Element location data:
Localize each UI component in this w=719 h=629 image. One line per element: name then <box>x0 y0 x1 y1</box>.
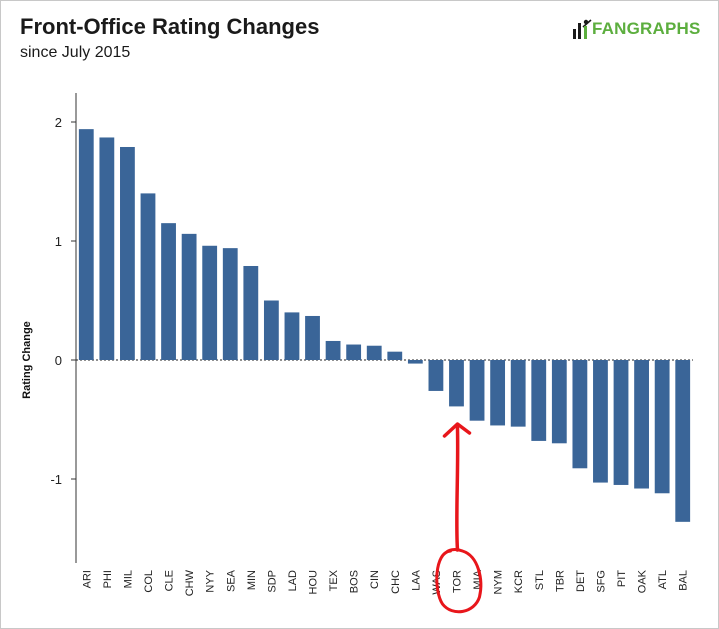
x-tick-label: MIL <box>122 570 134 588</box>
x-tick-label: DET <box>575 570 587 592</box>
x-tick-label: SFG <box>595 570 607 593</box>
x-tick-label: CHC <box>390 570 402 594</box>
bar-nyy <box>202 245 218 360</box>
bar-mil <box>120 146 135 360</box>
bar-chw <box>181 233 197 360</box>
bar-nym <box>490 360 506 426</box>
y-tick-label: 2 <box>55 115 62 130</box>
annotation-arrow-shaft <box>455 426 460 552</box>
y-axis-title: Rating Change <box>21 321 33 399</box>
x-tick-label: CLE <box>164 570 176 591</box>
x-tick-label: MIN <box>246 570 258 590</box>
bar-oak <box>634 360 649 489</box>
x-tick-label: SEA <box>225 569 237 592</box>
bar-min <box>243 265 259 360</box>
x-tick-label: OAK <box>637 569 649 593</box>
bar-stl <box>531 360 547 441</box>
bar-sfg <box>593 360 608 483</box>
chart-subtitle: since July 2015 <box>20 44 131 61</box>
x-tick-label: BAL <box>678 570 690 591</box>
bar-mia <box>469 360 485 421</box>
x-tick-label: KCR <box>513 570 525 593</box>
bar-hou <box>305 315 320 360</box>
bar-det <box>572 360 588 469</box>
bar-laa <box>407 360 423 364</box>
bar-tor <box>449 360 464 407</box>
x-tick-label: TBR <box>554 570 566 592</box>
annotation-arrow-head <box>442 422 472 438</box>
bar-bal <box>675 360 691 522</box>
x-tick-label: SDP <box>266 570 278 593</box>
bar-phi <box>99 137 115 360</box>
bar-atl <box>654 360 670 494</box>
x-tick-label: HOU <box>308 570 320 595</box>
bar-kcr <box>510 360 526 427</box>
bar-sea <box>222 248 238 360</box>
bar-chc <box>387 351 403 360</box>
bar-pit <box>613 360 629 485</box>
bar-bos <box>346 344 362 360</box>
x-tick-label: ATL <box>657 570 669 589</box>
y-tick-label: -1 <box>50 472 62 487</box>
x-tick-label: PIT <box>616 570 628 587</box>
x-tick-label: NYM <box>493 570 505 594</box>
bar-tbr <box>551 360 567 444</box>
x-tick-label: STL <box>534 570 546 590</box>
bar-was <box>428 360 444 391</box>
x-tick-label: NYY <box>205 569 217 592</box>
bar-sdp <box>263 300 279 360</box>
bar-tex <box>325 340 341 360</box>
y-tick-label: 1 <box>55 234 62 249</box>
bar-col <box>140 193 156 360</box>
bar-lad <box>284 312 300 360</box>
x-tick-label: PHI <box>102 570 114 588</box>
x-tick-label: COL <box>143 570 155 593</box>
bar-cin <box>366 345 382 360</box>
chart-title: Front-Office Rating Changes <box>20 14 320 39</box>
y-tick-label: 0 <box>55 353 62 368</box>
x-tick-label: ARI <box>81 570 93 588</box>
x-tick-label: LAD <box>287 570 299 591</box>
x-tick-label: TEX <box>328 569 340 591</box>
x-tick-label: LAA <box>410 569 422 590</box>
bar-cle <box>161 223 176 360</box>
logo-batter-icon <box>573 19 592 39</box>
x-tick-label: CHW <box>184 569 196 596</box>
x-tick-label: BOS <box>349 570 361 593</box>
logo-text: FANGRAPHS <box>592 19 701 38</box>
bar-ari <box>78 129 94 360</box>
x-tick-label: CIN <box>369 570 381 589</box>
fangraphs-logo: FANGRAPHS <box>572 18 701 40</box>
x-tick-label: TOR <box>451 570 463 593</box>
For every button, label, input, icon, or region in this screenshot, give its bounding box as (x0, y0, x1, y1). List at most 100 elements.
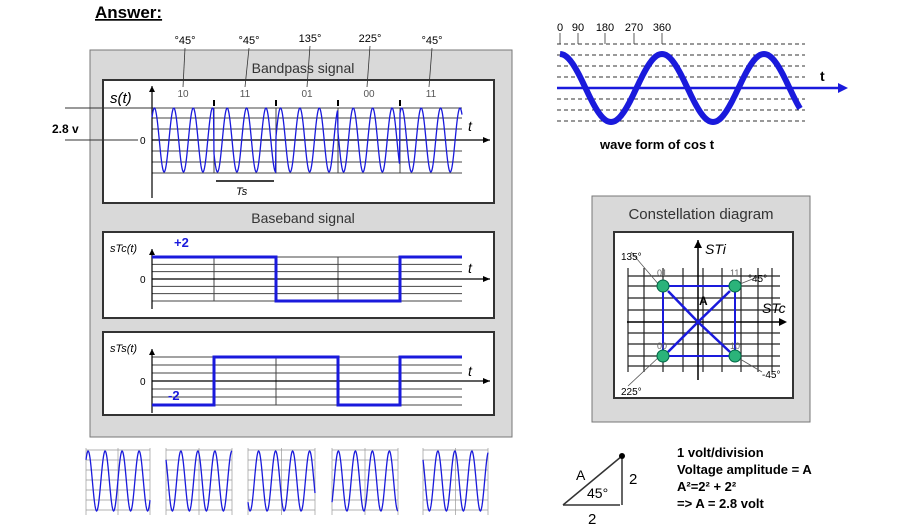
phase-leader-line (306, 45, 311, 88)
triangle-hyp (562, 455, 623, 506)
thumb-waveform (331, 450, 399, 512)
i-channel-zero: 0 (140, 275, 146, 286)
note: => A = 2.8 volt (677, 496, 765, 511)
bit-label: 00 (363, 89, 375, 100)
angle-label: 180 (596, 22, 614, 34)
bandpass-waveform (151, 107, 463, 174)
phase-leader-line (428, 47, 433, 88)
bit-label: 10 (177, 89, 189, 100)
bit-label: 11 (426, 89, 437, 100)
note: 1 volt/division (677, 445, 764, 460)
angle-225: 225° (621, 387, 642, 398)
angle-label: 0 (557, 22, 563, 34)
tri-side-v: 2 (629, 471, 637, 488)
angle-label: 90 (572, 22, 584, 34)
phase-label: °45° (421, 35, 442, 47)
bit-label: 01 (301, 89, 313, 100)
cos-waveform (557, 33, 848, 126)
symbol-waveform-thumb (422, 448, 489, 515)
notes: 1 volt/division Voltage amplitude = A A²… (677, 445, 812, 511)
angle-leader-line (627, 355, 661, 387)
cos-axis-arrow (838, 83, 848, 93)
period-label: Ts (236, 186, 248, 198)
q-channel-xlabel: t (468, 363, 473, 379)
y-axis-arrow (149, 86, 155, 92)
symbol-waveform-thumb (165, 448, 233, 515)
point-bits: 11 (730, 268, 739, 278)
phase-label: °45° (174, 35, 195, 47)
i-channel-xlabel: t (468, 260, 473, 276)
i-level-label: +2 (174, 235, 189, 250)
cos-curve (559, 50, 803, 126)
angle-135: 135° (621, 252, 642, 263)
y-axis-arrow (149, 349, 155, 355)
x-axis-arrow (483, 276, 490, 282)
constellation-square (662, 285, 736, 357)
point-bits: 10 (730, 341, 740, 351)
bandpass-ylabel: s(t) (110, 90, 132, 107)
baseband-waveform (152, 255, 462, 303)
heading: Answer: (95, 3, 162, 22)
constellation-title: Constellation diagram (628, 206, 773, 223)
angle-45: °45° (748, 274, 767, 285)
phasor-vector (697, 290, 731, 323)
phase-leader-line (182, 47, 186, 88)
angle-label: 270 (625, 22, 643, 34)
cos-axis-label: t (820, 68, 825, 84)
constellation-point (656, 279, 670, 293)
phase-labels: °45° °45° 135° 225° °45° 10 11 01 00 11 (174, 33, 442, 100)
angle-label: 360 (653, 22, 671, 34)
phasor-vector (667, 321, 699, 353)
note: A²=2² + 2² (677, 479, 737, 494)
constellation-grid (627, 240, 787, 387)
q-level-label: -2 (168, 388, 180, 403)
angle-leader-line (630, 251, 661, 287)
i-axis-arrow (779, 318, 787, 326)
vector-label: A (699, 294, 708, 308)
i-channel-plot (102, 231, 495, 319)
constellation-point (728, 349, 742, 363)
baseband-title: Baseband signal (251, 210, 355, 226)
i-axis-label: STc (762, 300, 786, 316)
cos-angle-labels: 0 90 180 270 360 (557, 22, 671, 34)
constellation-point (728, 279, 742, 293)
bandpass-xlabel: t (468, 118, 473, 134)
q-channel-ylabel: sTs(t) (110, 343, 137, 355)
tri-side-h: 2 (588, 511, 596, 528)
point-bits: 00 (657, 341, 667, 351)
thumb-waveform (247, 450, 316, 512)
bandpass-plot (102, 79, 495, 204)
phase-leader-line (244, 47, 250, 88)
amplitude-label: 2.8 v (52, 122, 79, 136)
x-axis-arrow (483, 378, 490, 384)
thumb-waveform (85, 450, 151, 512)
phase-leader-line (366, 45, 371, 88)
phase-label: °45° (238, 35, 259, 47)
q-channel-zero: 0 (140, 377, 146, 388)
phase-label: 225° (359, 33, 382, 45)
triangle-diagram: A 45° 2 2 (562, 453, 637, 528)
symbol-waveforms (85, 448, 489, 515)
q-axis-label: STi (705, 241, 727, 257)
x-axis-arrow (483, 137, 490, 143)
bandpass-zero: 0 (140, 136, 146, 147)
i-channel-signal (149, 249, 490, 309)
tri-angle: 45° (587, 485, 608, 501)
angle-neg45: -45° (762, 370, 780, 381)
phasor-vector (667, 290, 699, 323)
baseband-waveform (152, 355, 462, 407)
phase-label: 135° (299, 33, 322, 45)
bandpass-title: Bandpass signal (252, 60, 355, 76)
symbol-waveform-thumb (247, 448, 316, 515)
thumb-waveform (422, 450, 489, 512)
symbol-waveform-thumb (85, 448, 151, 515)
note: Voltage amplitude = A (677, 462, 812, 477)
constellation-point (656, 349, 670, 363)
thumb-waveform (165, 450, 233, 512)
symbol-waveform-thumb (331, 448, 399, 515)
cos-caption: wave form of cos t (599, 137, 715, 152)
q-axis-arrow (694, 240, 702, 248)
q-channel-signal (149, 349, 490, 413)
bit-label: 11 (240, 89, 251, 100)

---

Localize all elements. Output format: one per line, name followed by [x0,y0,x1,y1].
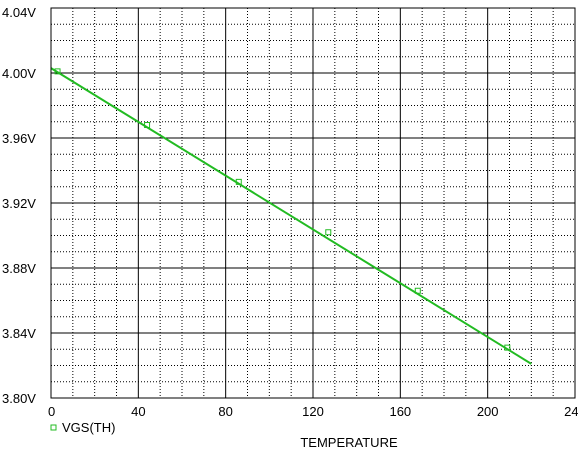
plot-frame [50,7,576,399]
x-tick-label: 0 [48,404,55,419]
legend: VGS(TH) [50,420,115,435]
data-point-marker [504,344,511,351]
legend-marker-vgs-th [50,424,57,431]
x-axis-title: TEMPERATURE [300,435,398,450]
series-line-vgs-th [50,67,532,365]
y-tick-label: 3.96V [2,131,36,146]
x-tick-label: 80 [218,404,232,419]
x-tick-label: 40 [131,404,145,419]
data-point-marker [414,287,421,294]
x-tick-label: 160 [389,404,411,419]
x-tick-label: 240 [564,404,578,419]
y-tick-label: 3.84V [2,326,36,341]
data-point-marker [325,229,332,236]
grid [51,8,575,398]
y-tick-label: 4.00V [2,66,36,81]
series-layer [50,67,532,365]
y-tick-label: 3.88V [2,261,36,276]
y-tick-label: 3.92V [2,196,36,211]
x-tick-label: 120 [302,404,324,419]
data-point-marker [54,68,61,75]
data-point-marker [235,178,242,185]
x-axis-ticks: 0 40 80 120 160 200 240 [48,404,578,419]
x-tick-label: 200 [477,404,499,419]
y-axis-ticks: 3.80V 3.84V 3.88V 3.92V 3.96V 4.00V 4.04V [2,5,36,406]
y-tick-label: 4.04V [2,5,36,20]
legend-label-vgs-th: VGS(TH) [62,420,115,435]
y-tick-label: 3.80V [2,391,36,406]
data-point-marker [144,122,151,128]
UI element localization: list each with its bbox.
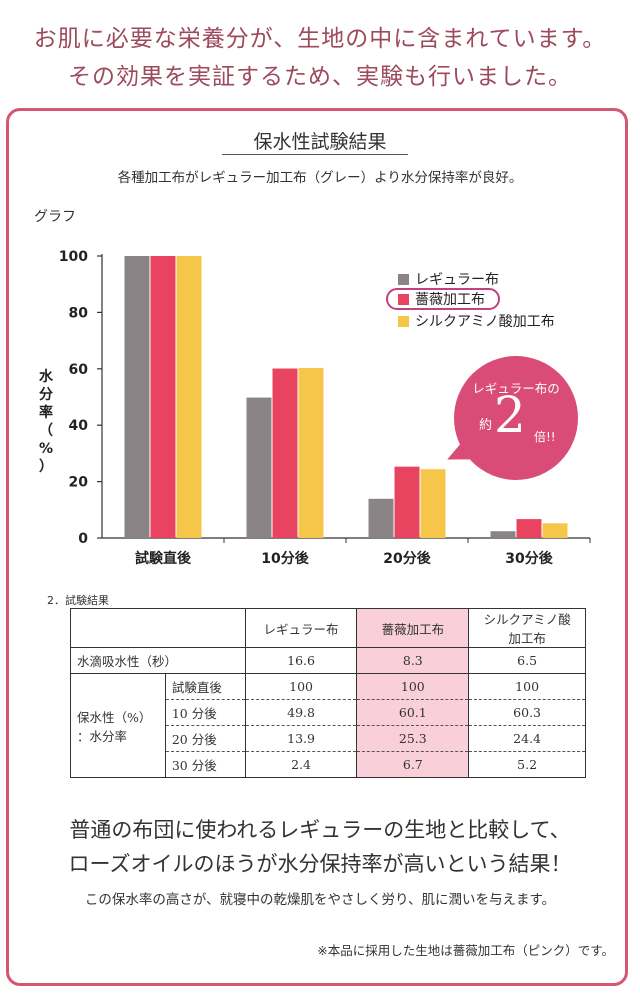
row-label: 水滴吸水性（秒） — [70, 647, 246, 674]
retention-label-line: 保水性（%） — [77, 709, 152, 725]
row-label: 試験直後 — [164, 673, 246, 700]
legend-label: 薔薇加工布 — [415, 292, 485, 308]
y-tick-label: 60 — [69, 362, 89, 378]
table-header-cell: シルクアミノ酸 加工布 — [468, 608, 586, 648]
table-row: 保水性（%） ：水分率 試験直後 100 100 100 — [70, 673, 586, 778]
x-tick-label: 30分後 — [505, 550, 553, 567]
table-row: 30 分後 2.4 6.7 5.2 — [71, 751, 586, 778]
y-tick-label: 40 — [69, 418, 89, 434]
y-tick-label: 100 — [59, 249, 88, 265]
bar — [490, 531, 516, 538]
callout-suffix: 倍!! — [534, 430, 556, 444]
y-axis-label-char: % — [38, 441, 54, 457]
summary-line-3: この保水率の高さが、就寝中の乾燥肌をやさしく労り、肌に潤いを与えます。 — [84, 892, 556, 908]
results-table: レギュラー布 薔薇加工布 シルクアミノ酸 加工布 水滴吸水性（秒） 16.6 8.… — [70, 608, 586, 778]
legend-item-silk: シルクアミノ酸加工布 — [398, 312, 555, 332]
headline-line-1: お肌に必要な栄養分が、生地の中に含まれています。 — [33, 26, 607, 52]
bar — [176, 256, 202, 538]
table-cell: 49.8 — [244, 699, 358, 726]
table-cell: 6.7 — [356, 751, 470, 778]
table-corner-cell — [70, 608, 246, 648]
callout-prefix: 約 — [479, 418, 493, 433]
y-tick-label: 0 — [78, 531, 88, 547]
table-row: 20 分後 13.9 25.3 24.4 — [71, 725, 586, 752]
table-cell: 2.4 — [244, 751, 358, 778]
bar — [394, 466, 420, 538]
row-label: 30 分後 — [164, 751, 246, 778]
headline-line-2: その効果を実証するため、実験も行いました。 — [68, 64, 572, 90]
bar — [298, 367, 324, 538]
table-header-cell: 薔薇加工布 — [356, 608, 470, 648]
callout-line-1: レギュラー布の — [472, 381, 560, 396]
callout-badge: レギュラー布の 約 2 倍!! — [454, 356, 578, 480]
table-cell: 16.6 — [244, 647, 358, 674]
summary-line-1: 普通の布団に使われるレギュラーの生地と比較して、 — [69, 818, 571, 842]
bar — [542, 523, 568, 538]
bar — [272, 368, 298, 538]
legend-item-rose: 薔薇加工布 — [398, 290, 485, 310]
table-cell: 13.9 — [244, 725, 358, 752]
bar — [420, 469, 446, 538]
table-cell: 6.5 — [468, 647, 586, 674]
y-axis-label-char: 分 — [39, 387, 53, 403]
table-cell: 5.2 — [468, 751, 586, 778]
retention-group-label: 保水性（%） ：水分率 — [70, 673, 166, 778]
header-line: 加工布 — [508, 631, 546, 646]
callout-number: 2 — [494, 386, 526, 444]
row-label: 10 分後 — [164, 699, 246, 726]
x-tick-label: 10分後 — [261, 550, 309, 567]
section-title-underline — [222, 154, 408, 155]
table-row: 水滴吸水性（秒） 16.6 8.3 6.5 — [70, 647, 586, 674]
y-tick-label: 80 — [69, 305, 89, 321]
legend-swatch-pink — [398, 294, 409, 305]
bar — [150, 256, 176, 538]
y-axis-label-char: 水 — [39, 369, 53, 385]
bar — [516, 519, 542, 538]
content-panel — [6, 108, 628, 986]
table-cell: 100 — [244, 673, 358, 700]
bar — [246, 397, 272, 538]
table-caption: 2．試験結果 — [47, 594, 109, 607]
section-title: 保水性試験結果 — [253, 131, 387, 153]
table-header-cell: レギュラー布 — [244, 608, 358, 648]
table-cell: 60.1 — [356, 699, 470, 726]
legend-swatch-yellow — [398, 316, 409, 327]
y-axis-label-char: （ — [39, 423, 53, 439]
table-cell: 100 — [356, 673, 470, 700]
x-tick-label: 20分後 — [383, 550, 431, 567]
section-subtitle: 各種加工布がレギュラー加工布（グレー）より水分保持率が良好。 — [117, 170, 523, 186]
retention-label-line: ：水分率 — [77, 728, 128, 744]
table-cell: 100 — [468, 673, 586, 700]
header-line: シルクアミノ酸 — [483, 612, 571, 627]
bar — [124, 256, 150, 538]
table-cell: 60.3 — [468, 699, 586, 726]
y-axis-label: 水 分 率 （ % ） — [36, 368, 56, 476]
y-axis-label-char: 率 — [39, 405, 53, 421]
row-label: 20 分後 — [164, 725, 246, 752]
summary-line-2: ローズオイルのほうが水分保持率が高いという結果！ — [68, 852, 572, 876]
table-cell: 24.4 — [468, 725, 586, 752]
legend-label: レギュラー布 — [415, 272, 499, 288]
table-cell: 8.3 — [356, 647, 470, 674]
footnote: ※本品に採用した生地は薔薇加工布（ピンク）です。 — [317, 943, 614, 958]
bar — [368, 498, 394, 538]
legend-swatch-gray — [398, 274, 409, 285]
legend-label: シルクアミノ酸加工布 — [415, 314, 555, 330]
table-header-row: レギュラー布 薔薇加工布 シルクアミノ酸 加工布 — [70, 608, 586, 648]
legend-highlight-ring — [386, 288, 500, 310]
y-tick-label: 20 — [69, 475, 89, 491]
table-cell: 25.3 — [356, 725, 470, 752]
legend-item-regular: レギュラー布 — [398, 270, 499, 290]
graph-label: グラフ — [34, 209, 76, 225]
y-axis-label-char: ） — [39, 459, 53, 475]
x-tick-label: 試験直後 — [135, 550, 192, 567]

▶ **TASK STATEMENT**
Lay out everything from the line containing "phase-leader-line (306, 45, 311, 88)" down to the line containing "note: 1 volt/division (677, 445, 764, 460)" as a Markdown table with two columns, No. for the row number and Line for the line, omitting any blank lines.

▶ **OUTPUT**
| No. | Line |
|---|---|
| 1 | phase-leader-line (306, 45, 311, 88) |
| 2 | triangle-hyp (562, 455, 623, 506) |
| 3 | thumb-waveform (331, 450, 399, 512) |
| 4 | i-channel-zero: 0 (140, 275, 146, 286) |
| 5 | note: => A = 2.8 volt (677, 496, 765, 511) |
| 6 | bit-label: 00 (363, 89, 375, 100) |
| 7 | angle-label: 180 (596, 22, 614, 34) |
| 8 | bandpass-waveform (151, 107, 463, 174) |
| 9 | phase-leader-line (428, 47, 433, 88) |
| 10 | bit-label: 10 (177, 89, 189, 100) |
| 11 | bit-label: 11 (426, 89, 437, 100) |
| 12 | note: 1 volt/division (677, 445, 764, 460) |